═════ Material for this task ═════
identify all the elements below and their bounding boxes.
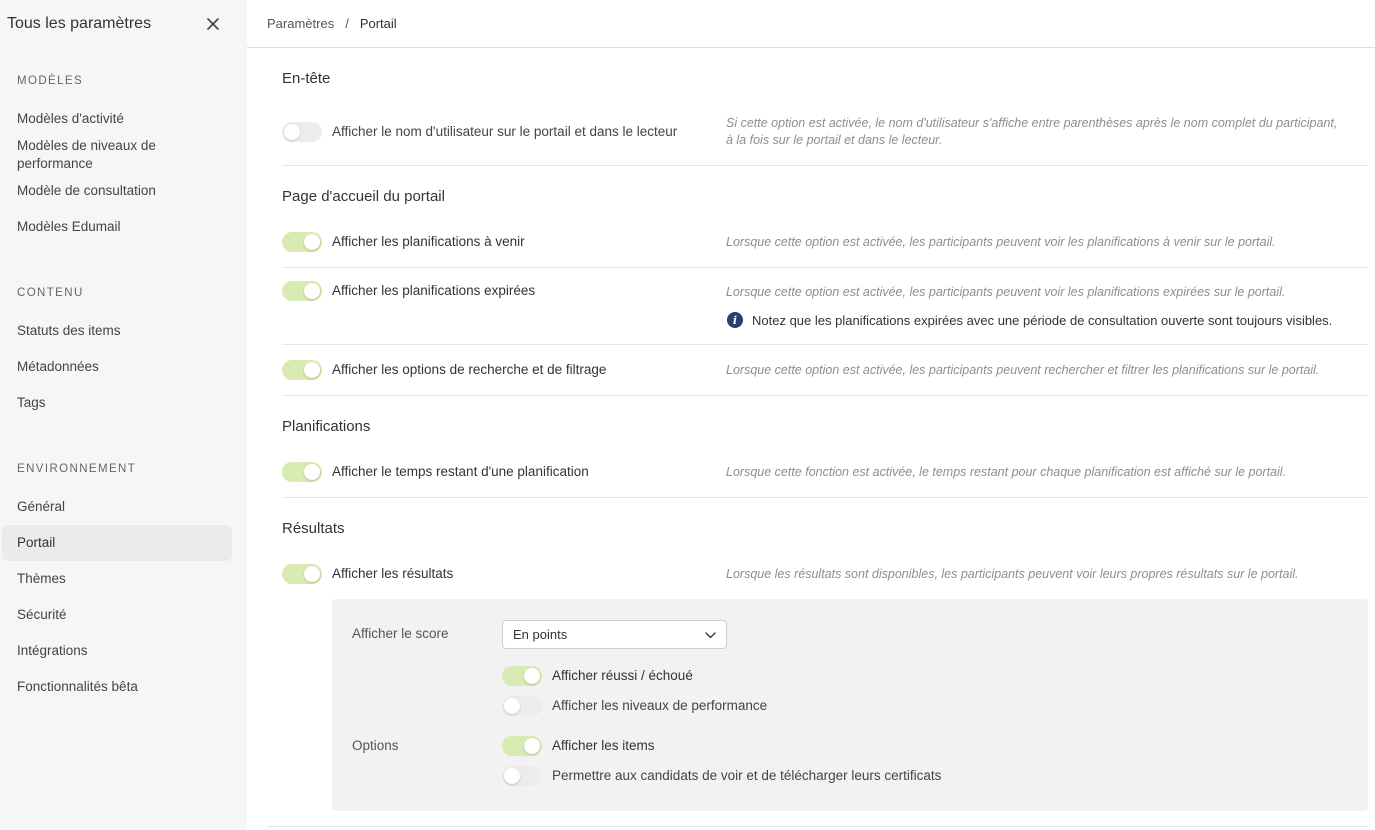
help-show-username: Si cette option est activée, le nom d'ut… (726, 115, 1337, 149)
breadcrumb-parent[interactable]: Paramètres (267, 16, 334, 31)
note-text: Notez que les planifications expirées av… (752, 312, 1333, 328)
sidebar-item-item-statuses[interactable]: Statuts des items (17, 322, 217, 340)
score-label: Afficher le score (352, 626, 449, 641)
sidebar-item-performance-templates[interactable]: Modèles de niveaux de performance (17, 137, 217, 173)
toggle-remaining-time[interactable] (282, 462, 322, 482)
section-title-schedules: Planifications (282, 418, 371, 435)
label-show-items: Afficher les items (552, 738, 655, 753)
chevron-down-icon (705, 627, 716, 642)
toggle-search-filter[interactable] (282, 360, 322, 380)
help-line-2: à la fois sur le portail et dans le lect… (726, 133, 943, 147)
help-line-1: Si cette option est activée, le nom d'ut… (726, 116, 1338, 130)
section-title-header: En-tête (282, 70, 331, 87)
sidebar-item-metadata[interactable]: Métadonnées (17, 358, 217, 376)
sidebar-item-security[interactable]: Sécurité (17, 606, 217, 624)
label-certificates: Permettre aux candidats de voir et de té… (552, 768, 942, 783)
toggle-show-pass-fail[interactable] (502, 666, 542, 686)
sidebar-section-contenu: CONTENU (17, 287, 84, 299)
toggle-knob (304, 362, 320, 378)
toggle-certificates[interactable] (502, 766, 542, 786)
sidebar-item-portal[interactable]: Portail (2, 525, 232, 561)
toggle-knob (524, 738, 540, 754)
options-label: Options (352, 738, 399, 753)
help-search-filter: Lorsque cette option est activée, les pa… (726, 363, 1320, 377)
divider (282, 165, 1368, 166)
sidebar-item-edumail-templates[interactable]: Modèles Edumail (17, 218, 217, 236)
expired-schedules-note: i Notez que les planifications expirées … (727, 312, 1332, 328)
close-icon[interactable] (203, 14, 223, 34)
toggle-knob (304, 234, 320, 250)
help-upcoming-schedules: Lorsque cette option est activée, les pa… (726, 235, 1276, 249)
toggle-knob (284, 124, 300, 140)
sidebar-header: Tous les paramètres (0, 0, 247, 47)
label-show-performance-levels: Afficher les niveaux de performance (552, 698, 768, 713)
score-select-value: En points (513, 627, 568, 642)
toggle-knob (524, 668, 540, 684)
section-title-homepage: Page d'accueil du portail (282, 188, 445, 205)
label-show-username: Afficher le nom d'utilisateur sur le por… (332, 124, 678, 139)
divider (282, 344, 1368, 345)
sidebar-section-environnement: ENVIRONNEMENT (17, 463, 137, 475)
divider (282, 497, 1368, 498)
sidebar-title: Tous les paramètres (7, 14, 152, 32)
sidebar-item-themes[interactable]: Thèmes (17, 570, 217, 588)
help-expired-schedules: Lorsque cette option est activée, les pa… (726, 285, 1286, 299)
sidebar-item-beta-features[interactable]: Fonctionnalités bêta (17, 678, 217, 696)
toggle-upcoming-schedules[interactable] (282, 232, 322, 252)
toggle-expired-schedules[interactable] (282, 281, 322, 301)
help-remaining-time: Lorsque cette fonction est activée, le t… (726, 465, 1287, 479)
divider (282, 267, 1368, 268)
sidebar-item-review-template[interactable]: Modèle de consultation (17, 182, 217, 200)
toggle-knob (304, 283, 320, 299)
section-title-results: Résultats (282, 520, 345, 537)
info-icon: i (727, 312, 743, 328)
breadcrumb-current: Portail (359, 16, 397, 31)
breadcrumb: Paramètres / Portail (247, 0, 1375, 48)
divider (267, 826, 1368, 827)
label-remaining-time: Afficher le temps restant d'une planific… (332, 464, 589, 479)
toggle-show-performance-levels[interactable] (502, 696, 542, 716)
score-select[interactable]: En points (502, 620, 727, 649)
sidebar-item-tags[interactable]: Tags (17, 394, 217, 412)
toggle-show-username[interactable] (282, 122, 322, 142)
sidebar-item-activity-templates[interactable]: Modèles d'activité (17, 110, 217, 128)
label-expired-schedules: Afficher les planifications expirées (332, 283, 536, 298)
toggle-knob (304, 566, 320, 582)
toggle-show-results[interactable] (282, 564, 322, 584)
toggle-knob (304, 464, 320, 480)
label-show-results: Afficher les résultats (332, 566, 454, 581)
settings-sidebar: Tous les paramètres MODÈLES Modèles d'ac… (0, 0, 247, 830)
sidebar-item-general[interactable]: Général (17, 498, 217, 516)
breadcrumb-separator: / (345, 16, 349, 31)
divider (282, 395, 1368, 396)
help-show-results: Lorsque les résultats sont disponibles, … (726, 567, 1299, 581)
toggle-knob (504, 768, 520, 784)
toggle-show-items[interactable] (502, 736, 542, 756)
label-upcoming-schedules: Afficher les planifications à venir (332, 234, 525, 249)
label-search-filter: Afficher les options de recherche et de … (332, 362, 607, 377)
label-show-pass-fail: Afficher réussi / échoué (552, 668, 693, 683)
sidebar-section-modeles: MODÈLES (17, 75, 84, 87)
toggle-knob (504, 698, 520, 714)
sidebar-item-integrations[interactable]: Intégrations (17, 642, 217, 660)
═════
Please reproduce all of the data above line for line, leaving out the pictures.

identify all the elements below and their bounding boxes.
help-show-username: Si cette option est activée, le nom d'ut… (726, 115, 1337, 149)
breadcrumb-parent[interactable]: Paramètres (267, 16, 334, 31)
note-text: Notez que les planifications expirées av… (752, 312, 1333, 328)
sidebar-item-item-statuses[interactable]: Statuts des items (17, 322, 217, 340)
score-label: Afficher le score (352, 626, 449, 641)
sidebar-item-performance-templates[interactable]: Modèles de niveaux de performance (17, 137, 217, 173)
toggle-remaining-time[interactable] (282, 462, 322, 482)
section-title-schedules: Planifications (282, 418, 371, 435)
label-show-items: Afficher les items (552, 738, 655, 753)
chevron-down-icon (705, 627, 716, 642)
toggle-search-filter[interactable] (282, 360, 322, 380)
help-line-2: à la fois sur le portail et dans le lect… (726, 133, 943, 147)
help-line-1: Si cette option est activée, le nom d'ut… (726, 116, 1338, 130)
section-title-header: En-tête (282, 70, 331, 87)
sidebar-item-metadata[interactable]: Métadonnées (17, 358, 217, 376)
sidebar-item-security[interactable]: Sécurité (17, 606, 217, 624)
label-certificates: Permettre aux candidats de voir et de té… (552, 768, 942, 783)
toggle-show-pass-fail[interactable] (502, 666, 542, 686)
sidebar-section-contenu: CONTENU (17, 287, 84, 299)
toggle-knob (304, 362, 320, 378)
toggle-certificates[interactable] (502, 766, 542, 786)
sidebar-item-portal[interactable]: Portail (2, 525, 232, 561)
toggle-knob (524, 738, 540, 754)
options-label: Options (352, 738, 399, 753)
help-search-filter: Lorsque cette option est activée, les pa… (726, 363, 1320, 377)
divider (282, 165, 1368, 166)
sidebar-item-edumail-templates[interactable]: Modèles Edumail (17, 218, 217, 236)
expired-schedules-note: i Notez que les planifications expirées … (727, 312, 1332, 328)
close-icon[interactable] (203, 14, 223, 34)
toggle-knob (304, 234, 320, 250)
help-upcoming-schedules: Lorsque cette option est activée, les pa… (726, 235, 1276, 249)
toggle-knob (284, 124, 300, 140)
sidebar-header: Tous les paramètres (0, 0, 247, 47)
label-show-performance-levels: Afficher les niveaux de performance (552, 698, 768, 713)
score-select-value: En points (513, 627, 568, 642)
toggle-knob (524, 668, 540, 684)
section-title-homepage: Page d'accueil du portail (282, 188, 445, 205)
label-show-username: Afficher le nom d'utilisateur sur le por… (332, 124, 678, 139)
divider (282, 344, 1368, 345)
sidebar-section-environnement: ENVIRONNEMENT (17, 463, 137, 475)
divider (282, 497, 1368, 498)
sidebar-title: Tous les paramètres (7, 14, 152, 32)
sidebar-item-themes[interactable]: Thèmes (17, 570, 217, 588)
help-expired-schedules: Lorsque cette option est activée, les pa… (726, 285, 1286, 299)
sidebar-item-beta-features[interactable]: Fonctionnalités bêta (17, 678, 217, 696)
toggle-upcoming-schedules[interactable] (282, 232, 322, 252)
toggle-expired-schedules[interactable] (282, 281, 322, 301)
help-remaining-time: Lorsque cette fonction est activée, le t… (726, 465, 1287, 479)
divider (282, 267, 1368, 268)
sidebar-item-review-template[interactable]: Modèle de consultation (17, 182, 217, 200)
toggle-knob (304, 283, 320, 299)
section-title-results: Résultats (282, 520, 345, 537)
info-icon: i (727, 312, 743, 328)
breadcrumb-current: Portail (359, 16, 397, 31)
breadcrumb: Paramètres / Portail (247, 0, 1375, 48)
divider (267, 826, 1368, 827)
label-remaining-time: Afficher le temps restant d'une planific… (332, 464, 589, 479)
toggle-show-performance-levels[interactable] (502, 696, 542, 716)
score-select[interactable]: En points (502, 620, 727, 649)
sidebar-item-tags[interactable]: Tags (17, 394, 217, 412)
toggle-show-username[interactable] (282, 122, 322, 142)
sidebar-item-activity-templates[interactable]: Modèles d'activité (17, 110, 217, 128)
label-expired-schedules: Afficher les planifications expirées (332, 283, 536, 298)
toggle-knob (304, 566, 320, 582)
toggle-show-results[interactable] (282, 564, 322, 584)
toggle-knob (304, 464, 320, 480)
label-show-results: Afficher les résultats (332, 566, 454, 581)
settings-sidebar: Tous les paramètres MODÈLES Modèles d'ac… (0, 0, 247, 830)
sidebar-item-general[interactable]: Général (17, 498, 217, 516)
breadcrumb-separator: / (345, 16, 349, 31)
divider (282, 395, 1368, 396)
help-show-results: Lorsque les résultats sont disponibles, … (726, 567, 1299, 581)
toggle-knob (504, 768, 520, 784)
toggle-show-items[interactable] (502, 736, 542, 756)
label-upcoming-schedules: Afficher les planifications à venir (332, 234, 525, 249)
label-search-filter: Afficher les options de recherche et de … (332, 362, 607, 377)
label-show-pass-fail: Afficher réussi / échoué (552, 668, 693, 683)
sidebar-section-modeles: MODÈLES (17, 75, 84, 87)
toggle-knob (504, 698, 520, 714)
sidebar-item-integrations[interactable]: Intégrations (17, 642, 217, 660)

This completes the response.